**Given text:**
Content starts

WASHINGTON – There is a dire need for telehealth in the United States, but physicians might be one of the biggest obstacles to wider adoption, according to a panel at this week’s URAC Telemedicine Leadership Forum.
“Patients want it, but we know that physicians have trouble adopting new things,” said Dr. Judd Hollander, associate dean for strategic health initiatives at Thomas Jefferson University. “We can’t just put up objections; we have to figure out how things are going to work.”
The panel discussion also included: Dr. Dennis Truong of Kaiser Permanente Tysons Corner Medical Center; Dr. Tilman Jolly, chief medical officer at Specialists On Call; and Dr. Ram Srinivasan of Advanced ICU Care.
Hollander said physician objections to adopting telehealth into their practices include: their patients don’t want it; it’s not as good as an in-person visit; it’s not reimbursed; and it’s too hard.

Content ends

**Records from a data source:**
Content starts

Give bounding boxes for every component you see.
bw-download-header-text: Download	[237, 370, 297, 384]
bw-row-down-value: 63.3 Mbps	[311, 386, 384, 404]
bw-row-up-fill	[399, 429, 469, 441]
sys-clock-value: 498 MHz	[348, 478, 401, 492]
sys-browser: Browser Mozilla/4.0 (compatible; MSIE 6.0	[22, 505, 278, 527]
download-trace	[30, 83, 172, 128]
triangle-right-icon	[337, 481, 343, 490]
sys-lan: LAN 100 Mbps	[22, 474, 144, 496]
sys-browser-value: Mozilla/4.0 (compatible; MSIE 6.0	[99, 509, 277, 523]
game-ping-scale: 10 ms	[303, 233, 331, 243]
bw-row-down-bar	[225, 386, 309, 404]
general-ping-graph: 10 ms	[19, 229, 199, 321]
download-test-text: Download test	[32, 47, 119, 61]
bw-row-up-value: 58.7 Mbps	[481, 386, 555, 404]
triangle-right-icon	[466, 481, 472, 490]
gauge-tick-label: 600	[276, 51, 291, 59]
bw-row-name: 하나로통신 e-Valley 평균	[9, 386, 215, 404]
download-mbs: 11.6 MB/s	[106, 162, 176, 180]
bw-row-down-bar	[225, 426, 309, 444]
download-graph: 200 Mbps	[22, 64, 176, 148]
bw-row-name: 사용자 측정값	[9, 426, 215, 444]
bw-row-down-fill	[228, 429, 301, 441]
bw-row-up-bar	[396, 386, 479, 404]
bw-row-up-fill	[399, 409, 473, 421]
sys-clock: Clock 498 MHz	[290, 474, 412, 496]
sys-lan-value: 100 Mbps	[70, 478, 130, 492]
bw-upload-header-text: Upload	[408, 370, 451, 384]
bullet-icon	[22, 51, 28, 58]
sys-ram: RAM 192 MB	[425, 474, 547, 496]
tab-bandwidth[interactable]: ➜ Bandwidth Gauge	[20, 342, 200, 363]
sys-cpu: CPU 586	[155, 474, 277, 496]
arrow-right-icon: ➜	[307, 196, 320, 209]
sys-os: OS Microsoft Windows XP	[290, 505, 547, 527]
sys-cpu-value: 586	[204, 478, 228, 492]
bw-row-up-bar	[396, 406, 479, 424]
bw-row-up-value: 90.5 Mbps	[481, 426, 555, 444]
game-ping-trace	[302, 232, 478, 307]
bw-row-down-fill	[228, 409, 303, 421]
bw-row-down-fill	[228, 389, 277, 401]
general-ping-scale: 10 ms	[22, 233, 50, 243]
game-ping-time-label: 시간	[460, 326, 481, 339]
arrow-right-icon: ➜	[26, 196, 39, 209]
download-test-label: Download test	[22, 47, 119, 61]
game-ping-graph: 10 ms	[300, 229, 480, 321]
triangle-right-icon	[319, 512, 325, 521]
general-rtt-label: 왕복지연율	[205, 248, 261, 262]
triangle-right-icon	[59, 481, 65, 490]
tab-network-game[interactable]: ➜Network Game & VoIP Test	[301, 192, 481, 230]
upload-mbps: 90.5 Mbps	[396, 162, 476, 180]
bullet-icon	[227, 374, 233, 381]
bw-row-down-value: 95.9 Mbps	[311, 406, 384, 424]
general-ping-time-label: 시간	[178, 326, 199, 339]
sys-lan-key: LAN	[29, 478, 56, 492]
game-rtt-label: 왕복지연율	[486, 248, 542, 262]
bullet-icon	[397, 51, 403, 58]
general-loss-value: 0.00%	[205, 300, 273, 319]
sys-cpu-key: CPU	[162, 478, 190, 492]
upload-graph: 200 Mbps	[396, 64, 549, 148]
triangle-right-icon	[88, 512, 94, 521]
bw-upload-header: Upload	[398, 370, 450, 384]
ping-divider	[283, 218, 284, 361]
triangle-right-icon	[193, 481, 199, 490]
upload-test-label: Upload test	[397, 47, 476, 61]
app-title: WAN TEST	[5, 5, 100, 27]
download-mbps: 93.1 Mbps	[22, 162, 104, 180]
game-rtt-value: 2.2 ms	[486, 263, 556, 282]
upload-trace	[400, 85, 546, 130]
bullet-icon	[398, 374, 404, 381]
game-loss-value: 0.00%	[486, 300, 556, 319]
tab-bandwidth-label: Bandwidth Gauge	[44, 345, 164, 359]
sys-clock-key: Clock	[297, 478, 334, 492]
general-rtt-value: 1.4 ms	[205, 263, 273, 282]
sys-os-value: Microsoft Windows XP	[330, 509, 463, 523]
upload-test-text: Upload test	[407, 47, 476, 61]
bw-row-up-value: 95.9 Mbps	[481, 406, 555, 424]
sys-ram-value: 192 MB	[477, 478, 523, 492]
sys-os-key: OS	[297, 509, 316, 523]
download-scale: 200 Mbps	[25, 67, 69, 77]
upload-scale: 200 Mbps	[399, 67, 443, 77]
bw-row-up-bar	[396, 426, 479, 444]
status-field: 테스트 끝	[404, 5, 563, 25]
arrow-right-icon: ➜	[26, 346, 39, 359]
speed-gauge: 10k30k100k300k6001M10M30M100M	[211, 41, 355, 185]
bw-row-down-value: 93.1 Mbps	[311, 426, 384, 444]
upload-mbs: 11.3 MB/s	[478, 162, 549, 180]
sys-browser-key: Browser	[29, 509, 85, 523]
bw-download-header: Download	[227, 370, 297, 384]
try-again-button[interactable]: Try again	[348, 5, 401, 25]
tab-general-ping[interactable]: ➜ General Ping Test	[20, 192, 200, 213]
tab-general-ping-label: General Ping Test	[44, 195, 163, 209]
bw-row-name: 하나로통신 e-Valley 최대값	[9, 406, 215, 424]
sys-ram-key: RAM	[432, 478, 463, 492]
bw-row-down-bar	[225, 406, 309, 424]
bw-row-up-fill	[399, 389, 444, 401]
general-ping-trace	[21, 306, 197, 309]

Content ends

**Task brief:** Revise the part of the telehealth article that opens with the words containing "The panel discussion" and closes with "Advanced ICU Care.", changing "panel discussion" to "panel session" throughout that part. The listing is not required for the work that follows.

**Exercise answer:**
The panel session also included: Dr. Dennis Truong of Kaiser Permanente Tysons Corner Medical Center; Dr. Tilman Jolly, chief medical officer at Specialists On Call; and Dr. Ram Srinivasan of Advanced ICU Care.